[GIVEN EXERCISE] From the listing below, extract each line containing the string "мере".

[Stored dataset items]

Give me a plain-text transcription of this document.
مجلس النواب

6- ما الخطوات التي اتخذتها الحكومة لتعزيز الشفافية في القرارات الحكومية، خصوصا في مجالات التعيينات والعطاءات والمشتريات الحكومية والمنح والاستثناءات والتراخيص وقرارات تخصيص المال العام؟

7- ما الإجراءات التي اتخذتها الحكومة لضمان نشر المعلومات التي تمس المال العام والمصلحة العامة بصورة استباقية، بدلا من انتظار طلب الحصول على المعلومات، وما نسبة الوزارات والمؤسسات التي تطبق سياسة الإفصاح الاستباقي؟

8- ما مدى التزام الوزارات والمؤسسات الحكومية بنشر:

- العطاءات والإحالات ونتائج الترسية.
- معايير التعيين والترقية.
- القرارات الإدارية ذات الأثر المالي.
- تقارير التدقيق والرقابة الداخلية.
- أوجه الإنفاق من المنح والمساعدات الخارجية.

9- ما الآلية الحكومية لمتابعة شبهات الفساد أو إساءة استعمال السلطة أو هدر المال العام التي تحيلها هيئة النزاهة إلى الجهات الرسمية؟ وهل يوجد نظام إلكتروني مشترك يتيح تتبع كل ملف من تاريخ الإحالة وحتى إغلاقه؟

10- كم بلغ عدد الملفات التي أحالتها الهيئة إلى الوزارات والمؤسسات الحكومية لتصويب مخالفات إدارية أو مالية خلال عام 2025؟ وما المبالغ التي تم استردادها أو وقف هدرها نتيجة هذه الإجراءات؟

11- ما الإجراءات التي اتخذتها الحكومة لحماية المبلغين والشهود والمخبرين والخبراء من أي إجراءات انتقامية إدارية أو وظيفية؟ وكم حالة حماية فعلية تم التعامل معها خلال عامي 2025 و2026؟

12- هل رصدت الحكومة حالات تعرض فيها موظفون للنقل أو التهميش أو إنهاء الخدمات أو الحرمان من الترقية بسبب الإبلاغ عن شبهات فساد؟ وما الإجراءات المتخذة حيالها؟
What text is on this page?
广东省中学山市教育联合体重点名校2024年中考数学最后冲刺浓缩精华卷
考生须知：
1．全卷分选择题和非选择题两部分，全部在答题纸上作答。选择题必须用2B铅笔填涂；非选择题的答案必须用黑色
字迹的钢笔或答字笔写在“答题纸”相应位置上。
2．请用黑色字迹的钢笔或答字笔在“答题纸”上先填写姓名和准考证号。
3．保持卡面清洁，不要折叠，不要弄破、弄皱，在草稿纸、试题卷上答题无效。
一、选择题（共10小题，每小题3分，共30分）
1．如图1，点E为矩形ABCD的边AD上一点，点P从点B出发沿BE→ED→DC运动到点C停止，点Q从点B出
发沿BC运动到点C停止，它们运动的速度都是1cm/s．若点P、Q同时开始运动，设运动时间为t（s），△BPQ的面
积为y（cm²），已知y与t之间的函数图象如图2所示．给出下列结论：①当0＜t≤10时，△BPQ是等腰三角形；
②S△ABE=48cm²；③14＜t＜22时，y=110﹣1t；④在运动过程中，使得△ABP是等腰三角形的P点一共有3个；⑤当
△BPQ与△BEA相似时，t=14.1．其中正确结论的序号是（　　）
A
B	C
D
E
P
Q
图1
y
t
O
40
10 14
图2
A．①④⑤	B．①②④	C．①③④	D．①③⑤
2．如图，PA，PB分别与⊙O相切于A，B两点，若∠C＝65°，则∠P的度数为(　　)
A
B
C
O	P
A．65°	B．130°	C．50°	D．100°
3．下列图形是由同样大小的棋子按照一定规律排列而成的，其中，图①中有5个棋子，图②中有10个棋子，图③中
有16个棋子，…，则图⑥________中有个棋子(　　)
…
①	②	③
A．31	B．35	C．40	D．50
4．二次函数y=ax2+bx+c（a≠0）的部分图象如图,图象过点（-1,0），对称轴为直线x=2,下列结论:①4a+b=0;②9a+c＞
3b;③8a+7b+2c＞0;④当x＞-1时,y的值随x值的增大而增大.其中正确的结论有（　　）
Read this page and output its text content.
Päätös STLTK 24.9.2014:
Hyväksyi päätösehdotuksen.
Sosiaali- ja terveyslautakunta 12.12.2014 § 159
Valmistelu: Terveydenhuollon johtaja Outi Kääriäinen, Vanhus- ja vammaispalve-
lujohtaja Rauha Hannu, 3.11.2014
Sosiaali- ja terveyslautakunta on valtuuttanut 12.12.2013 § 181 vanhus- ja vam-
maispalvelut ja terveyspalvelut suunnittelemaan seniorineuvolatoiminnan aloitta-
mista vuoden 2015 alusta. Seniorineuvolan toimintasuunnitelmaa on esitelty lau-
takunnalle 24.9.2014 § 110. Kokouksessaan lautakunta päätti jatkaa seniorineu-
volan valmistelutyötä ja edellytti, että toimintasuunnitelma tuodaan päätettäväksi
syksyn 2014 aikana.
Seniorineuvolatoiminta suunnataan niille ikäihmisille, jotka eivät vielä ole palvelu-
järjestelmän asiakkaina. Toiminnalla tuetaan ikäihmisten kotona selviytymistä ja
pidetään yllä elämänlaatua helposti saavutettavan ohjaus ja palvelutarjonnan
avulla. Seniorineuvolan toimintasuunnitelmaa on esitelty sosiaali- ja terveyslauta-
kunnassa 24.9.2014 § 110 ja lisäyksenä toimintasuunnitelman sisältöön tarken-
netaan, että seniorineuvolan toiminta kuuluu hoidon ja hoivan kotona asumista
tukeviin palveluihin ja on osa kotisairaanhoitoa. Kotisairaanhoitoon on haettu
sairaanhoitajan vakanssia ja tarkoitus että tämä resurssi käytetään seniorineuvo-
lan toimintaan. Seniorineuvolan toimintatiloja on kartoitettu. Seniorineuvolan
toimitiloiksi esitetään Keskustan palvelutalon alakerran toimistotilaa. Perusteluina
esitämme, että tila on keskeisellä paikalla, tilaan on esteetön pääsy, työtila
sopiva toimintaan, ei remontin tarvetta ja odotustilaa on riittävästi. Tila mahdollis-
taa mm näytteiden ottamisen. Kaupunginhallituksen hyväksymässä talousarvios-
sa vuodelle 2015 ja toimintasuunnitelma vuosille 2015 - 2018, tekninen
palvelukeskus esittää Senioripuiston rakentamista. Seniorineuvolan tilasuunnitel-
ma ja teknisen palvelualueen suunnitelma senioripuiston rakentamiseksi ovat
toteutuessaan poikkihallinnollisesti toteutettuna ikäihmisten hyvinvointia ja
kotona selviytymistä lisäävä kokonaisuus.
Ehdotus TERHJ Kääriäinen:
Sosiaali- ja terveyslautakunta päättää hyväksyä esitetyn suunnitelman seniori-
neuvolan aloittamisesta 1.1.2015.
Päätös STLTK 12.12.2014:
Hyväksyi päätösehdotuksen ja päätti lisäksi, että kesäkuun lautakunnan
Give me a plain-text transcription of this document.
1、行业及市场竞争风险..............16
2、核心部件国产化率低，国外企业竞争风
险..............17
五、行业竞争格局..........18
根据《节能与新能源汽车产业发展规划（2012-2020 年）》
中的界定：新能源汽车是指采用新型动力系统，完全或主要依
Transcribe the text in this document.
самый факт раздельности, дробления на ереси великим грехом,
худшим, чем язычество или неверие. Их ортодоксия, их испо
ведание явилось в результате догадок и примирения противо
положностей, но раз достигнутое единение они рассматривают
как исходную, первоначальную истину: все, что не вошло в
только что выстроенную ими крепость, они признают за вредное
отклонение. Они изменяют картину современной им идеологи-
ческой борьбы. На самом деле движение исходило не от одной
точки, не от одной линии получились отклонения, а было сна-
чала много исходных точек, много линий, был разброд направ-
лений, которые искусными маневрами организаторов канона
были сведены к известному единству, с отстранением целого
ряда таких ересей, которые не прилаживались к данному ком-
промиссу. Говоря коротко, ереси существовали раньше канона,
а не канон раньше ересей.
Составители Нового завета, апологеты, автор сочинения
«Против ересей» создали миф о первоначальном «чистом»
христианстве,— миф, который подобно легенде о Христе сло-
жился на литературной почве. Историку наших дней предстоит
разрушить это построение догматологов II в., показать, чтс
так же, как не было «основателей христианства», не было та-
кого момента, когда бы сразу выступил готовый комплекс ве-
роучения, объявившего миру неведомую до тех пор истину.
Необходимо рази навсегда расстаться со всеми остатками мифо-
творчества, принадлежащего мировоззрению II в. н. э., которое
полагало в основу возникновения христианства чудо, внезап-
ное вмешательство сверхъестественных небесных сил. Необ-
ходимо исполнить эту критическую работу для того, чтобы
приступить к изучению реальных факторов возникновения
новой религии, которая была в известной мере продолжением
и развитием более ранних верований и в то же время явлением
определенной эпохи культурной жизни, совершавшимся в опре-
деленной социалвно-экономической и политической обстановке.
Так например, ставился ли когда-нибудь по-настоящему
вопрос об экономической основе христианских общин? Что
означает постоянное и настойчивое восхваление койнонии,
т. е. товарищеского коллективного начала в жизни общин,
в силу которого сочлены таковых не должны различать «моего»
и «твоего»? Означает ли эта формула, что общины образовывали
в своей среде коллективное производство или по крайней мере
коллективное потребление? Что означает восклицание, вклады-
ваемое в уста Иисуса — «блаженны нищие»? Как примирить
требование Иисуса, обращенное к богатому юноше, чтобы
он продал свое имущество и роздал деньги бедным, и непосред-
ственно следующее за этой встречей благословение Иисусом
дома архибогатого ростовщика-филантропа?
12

[RESPONSE TO THE EXERCISE]
новой религии, которая была в известной мере продолжением
в своей среде коллективное производство или по крайней мере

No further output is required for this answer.